* SOURCE RECORDS:
- - -
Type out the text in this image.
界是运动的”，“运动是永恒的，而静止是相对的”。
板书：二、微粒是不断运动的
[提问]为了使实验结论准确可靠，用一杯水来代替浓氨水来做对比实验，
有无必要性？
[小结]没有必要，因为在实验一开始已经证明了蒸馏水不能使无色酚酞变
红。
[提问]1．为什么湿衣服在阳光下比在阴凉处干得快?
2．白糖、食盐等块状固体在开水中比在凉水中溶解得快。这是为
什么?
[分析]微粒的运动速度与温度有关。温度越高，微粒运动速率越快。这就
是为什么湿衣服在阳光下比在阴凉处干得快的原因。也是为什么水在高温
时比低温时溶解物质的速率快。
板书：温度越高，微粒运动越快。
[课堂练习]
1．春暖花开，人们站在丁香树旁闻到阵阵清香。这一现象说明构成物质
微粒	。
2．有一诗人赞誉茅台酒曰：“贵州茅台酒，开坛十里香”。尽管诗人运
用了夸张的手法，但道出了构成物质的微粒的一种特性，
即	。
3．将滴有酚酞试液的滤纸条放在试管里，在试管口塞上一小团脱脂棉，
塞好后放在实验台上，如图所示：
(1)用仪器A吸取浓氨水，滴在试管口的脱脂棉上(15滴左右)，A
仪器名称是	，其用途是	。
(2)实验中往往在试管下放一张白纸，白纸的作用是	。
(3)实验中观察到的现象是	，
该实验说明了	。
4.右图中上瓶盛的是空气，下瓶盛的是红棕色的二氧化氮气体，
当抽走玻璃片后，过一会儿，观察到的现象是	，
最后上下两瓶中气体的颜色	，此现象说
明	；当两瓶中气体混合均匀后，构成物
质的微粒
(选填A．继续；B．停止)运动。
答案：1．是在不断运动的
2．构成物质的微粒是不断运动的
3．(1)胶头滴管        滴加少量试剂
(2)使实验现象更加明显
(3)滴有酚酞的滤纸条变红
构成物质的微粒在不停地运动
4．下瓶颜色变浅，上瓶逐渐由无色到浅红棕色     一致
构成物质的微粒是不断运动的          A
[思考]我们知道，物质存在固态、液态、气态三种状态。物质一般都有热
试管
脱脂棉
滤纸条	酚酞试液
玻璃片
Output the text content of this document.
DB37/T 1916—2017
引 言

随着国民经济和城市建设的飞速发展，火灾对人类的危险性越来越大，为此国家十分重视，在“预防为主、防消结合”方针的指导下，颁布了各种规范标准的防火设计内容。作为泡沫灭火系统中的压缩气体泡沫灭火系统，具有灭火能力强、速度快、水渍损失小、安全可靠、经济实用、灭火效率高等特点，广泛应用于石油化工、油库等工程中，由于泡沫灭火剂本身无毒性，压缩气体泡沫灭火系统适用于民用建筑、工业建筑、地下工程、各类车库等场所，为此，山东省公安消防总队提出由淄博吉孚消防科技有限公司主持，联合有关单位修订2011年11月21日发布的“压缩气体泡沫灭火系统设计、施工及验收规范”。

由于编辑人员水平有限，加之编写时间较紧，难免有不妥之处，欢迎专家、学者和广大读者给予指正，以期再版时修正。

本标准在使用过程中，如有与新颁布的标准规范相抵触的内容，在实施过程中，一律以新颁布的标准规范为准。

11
- - -
* TASK TO CARRY OUT:
Retype the records in full. Keep every line identical to the original.

* RESULT BELOW:
Type out the text in this image.
界是运动的”，“运动是永恒的，而静止是相对的”。
板书：二、微粒是不断运动的
[提问]为了使实验结论准确可靠，用一杯水来代替浓氨水来做对比实验，
有无必要性？
[小结]没有必要，因为在实验一开始已经证明了蒸馏水不能使无色酚酞变
红。
[提问]1．为什么湿衣服在阳光下比在阴凉处干得快?
2．白糖、食盐等块状固体在开水中比在凉水中溶解得快。这是为
什么?
[分析]微粒的运动速度与温度有关。温度越高，微粒运动速率越快。这就
是为什么湿衣服在阳光下比在阴凉处干得快的原因。也是为什么水在高温
时比低温时溶解物质的速率快。
板书：温度越高，微粒运动越快。
[课堂练习]
1．春暖花开，人们站在丁香树旁闻到阵阵清香。这一现象说明构成物质
微粒	。
2．有一诗人赞誉茅台酒曰：“贵州茅台酒，开坛十里香”。尽管诗人运
用了夸张的手法，但道出了构成物质的微粒的一种特性，
即	。
3．将滴有酚酞试液的滤纸条放在试管里，在试管口塞上一小团脱脂棉，
塞好后放在实验台上，如图所示：
(1)用仪器A吸取浓氨水，滴在试管口的脱脂棉上(15滴左右)，A
仪器名称是	，其用途是	。
(2)实验中往往在试管下放一张白纸，白纸的作用是	。
(3)实验中观察到的现象是	，
该实验说明了	。
4.右图中上瓶盛的是空气，下瓶盛的是红棕色的二氧化氮气体，
当抽走玻璃片后，过一会儿，观察到的现象是	，
最后上下两瓶中气体的颜色	，此现象说
明	；当两瓶中气体混合均匀后，构成物
质的微粒
(选填A．继续；B．停止)运动。
答案：1．是在不断运动的
2．构成物质的微粒是不断运动的
3．(1)胶头滴管        滴加少量试剂
(2)使实验现象更加明显
(3)滴有酚酞的滤纸条变红
构成物质的微粒在不停地运动
4．下瓶颜色变浅，上瓶逐渐由无色到浅红棕色     一致
构成物质的微粒是不断运动的          A
[思考]我们知道，物质存在固态、液态、气态三种状态。物质一般都有热
试管
脱脂棉
滤纸条	酚酞试液
玻璃片
Output the text content of this document.
DB37/T 1916—2017
引 言

随着国民经济和城市建设的飞速发展，火灾对人类的危险性越来越大，为此国家十分重视，在“预防为主、防消结合”方针的指导下，颁布了各种规范标准的防火设计内容。作为泡沫灭火系统中的压缩气体泡沫灭火系统，具有灭火能力强、速度快、水渍损失小、安全可靠、经济实用、灭火效率高等特点，广泛应用于石油化工、油库等工程中，由于泡沫灭火剂本身无毒性，压缩气体泡沫灭火系统适用于民用建筑、工业建筑、地下工程、各类车库等场所，为此，山东省公安消防总队提出由淄博吉孚消防科技有限公司主持，联合有关单位修订2011年11月21日发布的“压缩气体泡沫灭火系统设计、施工及验收规范”。

由于编辑人员水平有限，加之编写时间较紧，难免有不妥之处，欢迎专家、学者和广大读者给予指正，以期再版时修正。

本标准在使用过程中，如有与新颁布的标准规范相抵触的内容，在实施过程中，一律以新颁布的标准规范为准。

11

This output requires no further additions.